INPUT RECORDS:
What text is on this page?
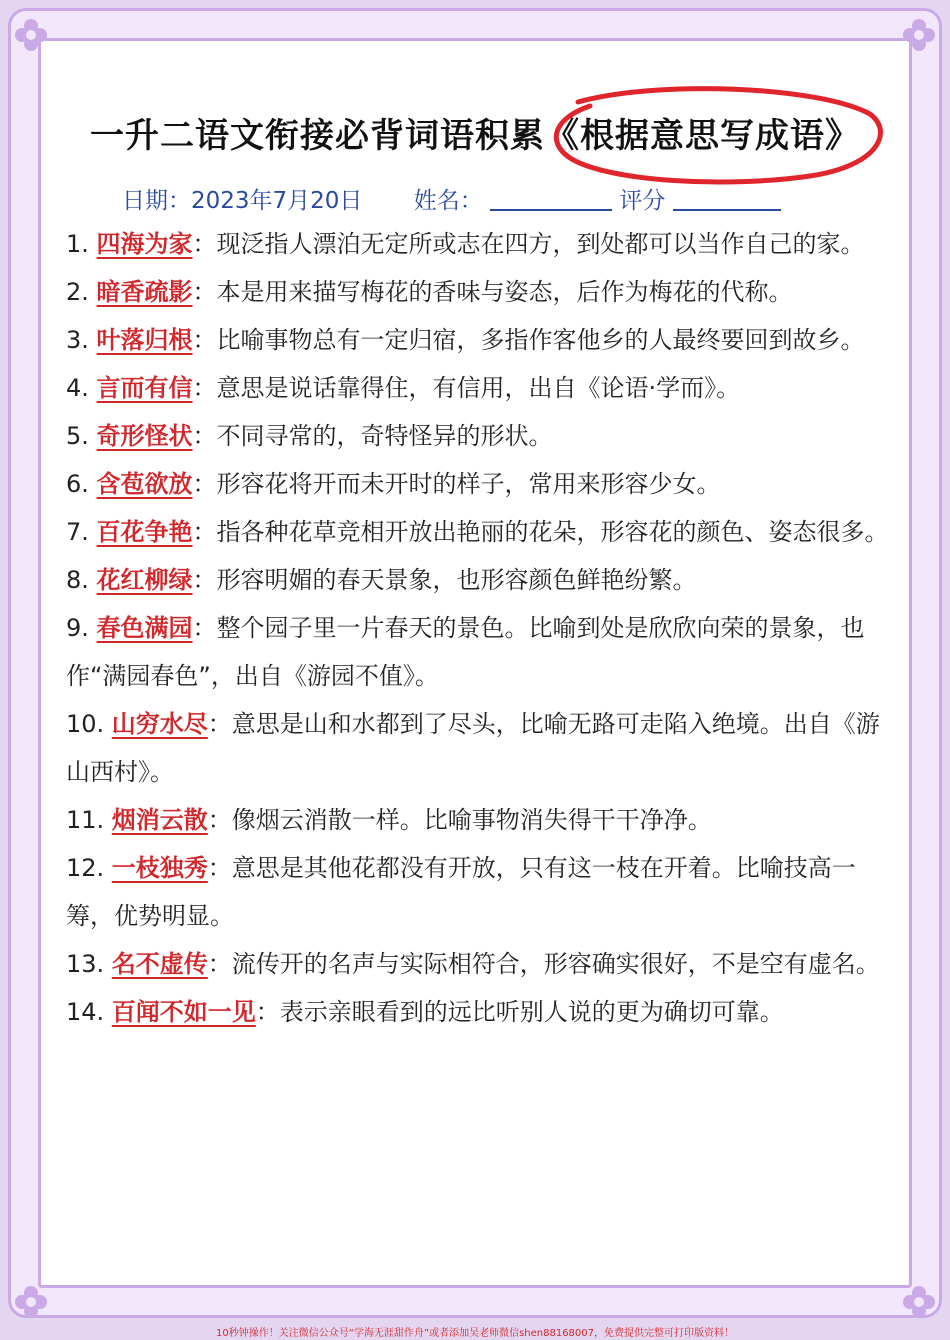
一升二语文衔接必背词语积累《根据意思写成语》
日期：2023年7月20日 姓名：	评分

1. 四海为家：现泛指人漂泊无定所或志在四方，到处都可以当作自己的家。

2. 暗香疏影：本是用来描写梅花的香味与姿态，后作为梅花的代称。

3. 叶落归根：比喻事物总有一定归宿，多指作客他乡的人最终要回到故乡。

4. 言而有信：意思是说话靠得住，有信用，出自《论语·学而》。

5. 奇形怪状：不同寻常的，奇特怪异的形状。

6. 含苞欲放：形容花将开而未开时的样子，常用来形容少女。

7. 百花争艳：指各种花草竞相开放出艳丽的花朵，形容花的颜色、姿态很多。

8. 花红柳绿：形容明媚的春天景象，也形容颜色鲜艳纷繁。

9. 春色满园：整个园子里一片春天的景色。比喻到处是欣欣向荣的景象，也作“满园春色”，出自《游园不值》。

10. 山穷水尽：意思是山和水都到了尽头，比喻无路可走陷入绝境。出自《游山西村》。

11. 烟消云散：像烟云消散一样。比喻事物消失得干干净净。

12. 一枝独秀：意思是其他花都没有开放，只有这一枝在开着。比喻技高一筹，优势明显。

13. 名不虚传：流传开的名声与实际相符合，形容确实很好，不是空有虚名。

14. 百闻不如一见：表示亲眼看到的远比听别人说的更为确切可靠。

10秒钟操作！关注微信公众号“学海无涯甜作舟”或者添加吴老师微信shen88168007，免费提供完整可打印版资料！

TASK TO CARRY OUT:
Pictures stay out of the copy; please restate every record above exactly.

THE RESPONSE:
What text is on this page?
一升二语文衔接必背词语积累《根据意思写成语》
日期：2023年7月20日 姓名：	评分

1. 四海为家：现泛指人漂泊无定所或志在四方，到处都可以当作自己的家。

2. 暗香疏影：本是用来描写梅花的香味与姿态，后作为梅花的代称。

3. 叶落归根：比喻事物总有一定归宿，多指作客他乡的人最终要回到故乡。

4. 言而有信：意思是说话靠得住，有信用，出自《论语·学而》。

5. 奇形怪状：不同寻常的，奇特怪异的形状。

6. 含苞欲放：形容花将开而未开时的样子，常用来形容少女。

7. 百花争艳：指各种花草竞相开放出艳丽的花朵，形容花的颜色、姿态很多。

8. 花红柳绿：形容明媚的春天景象，也形容颜色鲜艳纷繁。

9. 春色满园：整个园子里一片春天的景色。比喻到处是欣欣向荣的景象，也作“满园春色”，出自《游园不值》。

10. 山穷水尽：意思是山和水都到了尽头，比喻无路可走陷入绝境。出自《游山西村》。

11. 烟消云散：像烟云消散一样。比喻事物消失得干干净净。

12. 一枝独秀：意思是其他花都没有开放，只有这一枝在开着。比喻技高一筹，优势明显。

13. 名不虚传：流传开的名声与实际相符合，形容确实很好，不是空有虚名。

14. 百闻不如一见：表示亲眼看到的远比听别人说的更为确切可靠。

10秒钟操作！关注微信公众号“学海无涯甜作舟”或者添加吴老师微信shen88168007，免费提供完整可打印版资料！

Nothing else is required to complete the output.